***** Reading text
Erika Forsyth, MFT, LMFT 5:33
generationally, yes. Yeah. It's crazy generational patterns. Yeah. And I think even what you said, you know, you might not be ready most of us are most parents aren't. What? And how would you define ready? What does it mean to feel ready to parent another? That's another conversation too, but I think you do. It is an evolution of learning. And maybe mistakes is even the wrong word to use. And I think the first step would be the awareness piece, right? You might be acting or parenting in a way that you are not aware. That could be causing pain or suffering or damage. But that also might be a result of your own pain and suffering as a child, as well.

Scott Benner 6:18
Let's let's do something first, before we move, okay, because you're just right. I don't think I don't think of it as a mistake, either. You know, like, I had kids, when I was fairly young, I would be a different parent if those kids came out today. Right. But, you know, if you, if you use the Magic Wand idea where you took the thoughts in my head now and put them in the thoughts in my head when I was in 20, then I think overall, things might have turned out better. Like, and I don't say that they turned out poorly. I just there may have been, you know, I don't know, better decisions made them there by me. But if you make me 52 years old, and give me a baby right now, well, then I'm going to make some better decisions. And then some things aren't going to be nearly as good because I'm not have the same energy or etc. Right. But I guess the idea is, is to share with people, things that we've seen in our own personal lives, or that you've seen clinically, that with reasonable certainty led to something, but I don't want to call them mistakes. So let's find better words, and you'll be good. So what did we call it? Because I said mistakes and winds, which was way wrong, like it just not smooth? What are we really talking about?

Erika Forsyth, MFT, LMFT 7:35
Patterns, maybe? Negative, harmful, harmful decisions, harmful patterns? inconsistent? Yeah, I guess patterns is there is really the, because we might have a really good method of disciplining. And then we might make, we might forget, or we might be tired. But it's really we're talking about the over, over time saying or doing the same thing, without changing or without either having the awareness or desire or the know how of how to change and in effect, positive change in your relationship with your child.
**********
### [Problem to solve]
Copy from the conversation above word for word, starting with "Erika Forsyth, MFT, LMFT 5:33" and going on through "child, as well.". The records are separate material and don't connect to the conversation above.
***** Extracted entries
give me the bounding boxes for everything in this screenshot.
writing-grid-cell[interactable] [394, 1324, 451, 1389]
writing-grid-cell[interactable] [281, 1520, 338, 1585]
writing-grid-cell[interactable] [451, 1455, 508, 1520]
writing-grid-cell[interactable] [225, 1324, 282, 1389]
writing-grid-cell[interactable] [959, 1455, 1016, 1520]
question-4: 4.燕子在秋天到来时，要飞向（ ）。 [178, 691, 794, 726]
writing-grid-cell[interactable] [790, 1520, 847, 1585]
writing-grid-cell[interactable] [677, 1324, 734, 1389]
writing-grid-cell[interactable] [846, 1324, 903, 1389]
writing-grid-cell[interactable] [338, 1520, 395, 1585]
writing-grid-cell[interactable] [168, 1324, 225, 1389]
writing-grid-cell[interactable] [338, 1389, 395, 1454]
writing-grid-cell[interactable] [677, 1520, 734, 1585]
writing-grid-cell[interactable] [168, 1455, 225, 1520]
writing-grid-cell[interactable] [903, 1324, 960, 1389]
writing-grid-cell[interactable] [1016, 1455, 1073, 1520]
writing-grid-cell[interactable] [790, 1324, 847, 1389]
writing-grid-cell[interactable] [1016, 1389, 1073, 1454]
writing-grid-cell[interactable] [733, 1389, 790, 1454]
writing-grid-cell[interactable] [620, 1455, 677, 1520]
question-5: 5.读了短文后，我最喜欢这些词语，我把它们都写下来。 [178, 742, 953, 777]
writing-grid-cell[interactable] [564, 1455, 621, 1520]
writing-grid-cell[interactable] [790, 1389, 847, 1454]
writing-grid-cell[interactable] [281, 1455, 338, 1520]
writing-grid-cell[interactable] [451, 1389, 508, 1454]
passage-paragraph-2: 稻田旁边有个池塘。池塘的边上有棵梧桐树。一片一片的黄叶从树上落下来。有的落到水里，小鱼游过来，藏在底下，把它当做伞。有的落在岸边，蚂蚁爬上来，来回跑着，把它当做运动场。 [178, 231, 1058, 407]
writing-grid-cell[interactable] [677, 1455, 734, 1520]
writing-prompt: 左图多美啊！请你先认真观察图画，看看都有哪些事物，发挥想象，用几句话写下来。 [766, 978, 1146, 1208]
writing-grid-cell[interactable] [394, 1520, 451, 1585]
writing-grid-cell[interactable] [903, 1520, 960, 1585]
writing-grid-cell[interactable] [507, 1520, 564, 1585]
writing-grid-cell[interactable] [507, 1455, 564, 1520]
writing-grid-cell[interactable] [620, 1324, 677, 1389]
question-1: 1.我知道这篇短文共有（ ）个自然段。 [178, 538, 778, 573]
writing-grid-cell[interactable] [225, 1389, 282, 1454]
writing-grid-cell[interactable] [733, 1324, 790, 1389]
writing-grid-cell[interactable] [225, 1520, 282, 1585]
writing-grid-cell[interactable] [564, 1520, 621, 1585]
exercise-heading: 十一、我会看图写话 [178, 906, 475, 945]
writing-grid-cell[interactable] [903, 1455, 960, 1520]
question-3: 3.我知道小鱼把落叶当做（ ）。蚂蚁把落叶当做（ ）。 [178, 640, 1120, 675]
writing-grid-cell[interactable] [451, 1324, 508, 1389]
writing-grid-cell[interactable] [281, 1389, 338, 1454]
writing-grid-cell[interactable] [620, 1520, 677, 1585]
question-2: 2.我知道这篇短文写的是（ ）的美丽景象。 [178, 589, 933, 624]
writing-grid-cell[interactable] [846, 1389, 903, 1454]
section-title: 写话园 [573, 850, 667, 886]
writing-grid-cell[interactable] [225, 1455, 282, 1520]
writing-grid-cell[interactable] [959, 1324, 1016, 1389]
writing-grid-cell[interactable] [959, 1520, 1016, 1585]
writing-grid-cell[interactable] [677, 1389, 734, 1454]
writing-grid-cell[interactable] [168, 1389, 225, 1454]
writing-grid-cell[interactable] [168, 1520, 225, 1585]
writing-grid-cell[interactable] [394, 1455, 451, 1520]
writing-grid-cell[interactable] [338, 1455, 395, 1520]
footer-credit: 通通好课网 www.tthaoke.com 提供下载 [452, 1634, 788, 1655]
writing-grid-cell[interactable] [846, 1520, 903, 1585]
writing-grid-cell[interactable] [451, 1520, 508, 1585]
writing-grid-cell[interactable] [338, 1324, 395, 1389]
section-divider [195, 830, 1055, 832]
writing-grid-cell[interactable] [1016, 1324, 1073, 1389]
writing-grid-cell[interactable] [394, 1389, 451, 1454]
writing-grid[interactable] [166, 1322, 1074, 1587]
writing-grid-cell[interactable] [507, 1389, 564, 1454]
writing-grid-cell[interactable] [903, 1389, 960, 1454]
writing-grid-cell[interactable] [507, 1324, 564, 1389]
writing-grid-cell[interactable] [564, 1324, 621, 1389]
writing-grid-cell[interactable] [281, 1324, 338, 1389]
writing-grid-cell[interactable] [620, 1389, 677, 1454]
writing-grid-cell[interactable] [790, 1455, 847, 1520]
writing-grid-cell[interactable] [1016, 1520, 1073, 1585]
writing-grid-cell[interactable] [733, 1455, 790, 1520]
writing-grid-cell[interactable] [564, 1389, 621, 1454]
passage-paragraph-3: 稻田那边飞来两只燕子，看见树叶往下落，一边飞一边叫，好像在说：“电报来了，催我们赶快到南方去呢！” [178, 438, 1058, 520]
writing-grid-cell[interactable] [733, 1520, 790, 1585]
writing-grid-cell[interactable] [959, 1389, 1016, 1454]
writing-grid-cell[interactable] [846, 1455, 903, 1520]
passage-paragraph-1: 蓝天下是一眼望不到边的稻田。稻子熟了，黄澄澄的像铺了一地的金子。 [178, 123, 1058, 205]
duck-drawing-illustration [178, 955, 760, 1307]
**********
### [Answer to the exercise]
Erika Forsyth, MFT, LMFT 5:33
generationally, yes. Yeah. It's crazy generational patterns. Yeah. And I think even what you said, you know, you might not be ready most of us are most parents aren't. What? And how would you define ready? What does it mean to feel ready to parent another? That's another conversation too, but I think you do. It is an evolution of learning. And maybe mistakes is even the wrong word to use. And I think the first step would be the awareness piece, right? You might be acting or parenting in a way that you are not aware. That could be causing pain or suffering or damage. But that also might be a result of your own pain and suffering as a child, as well.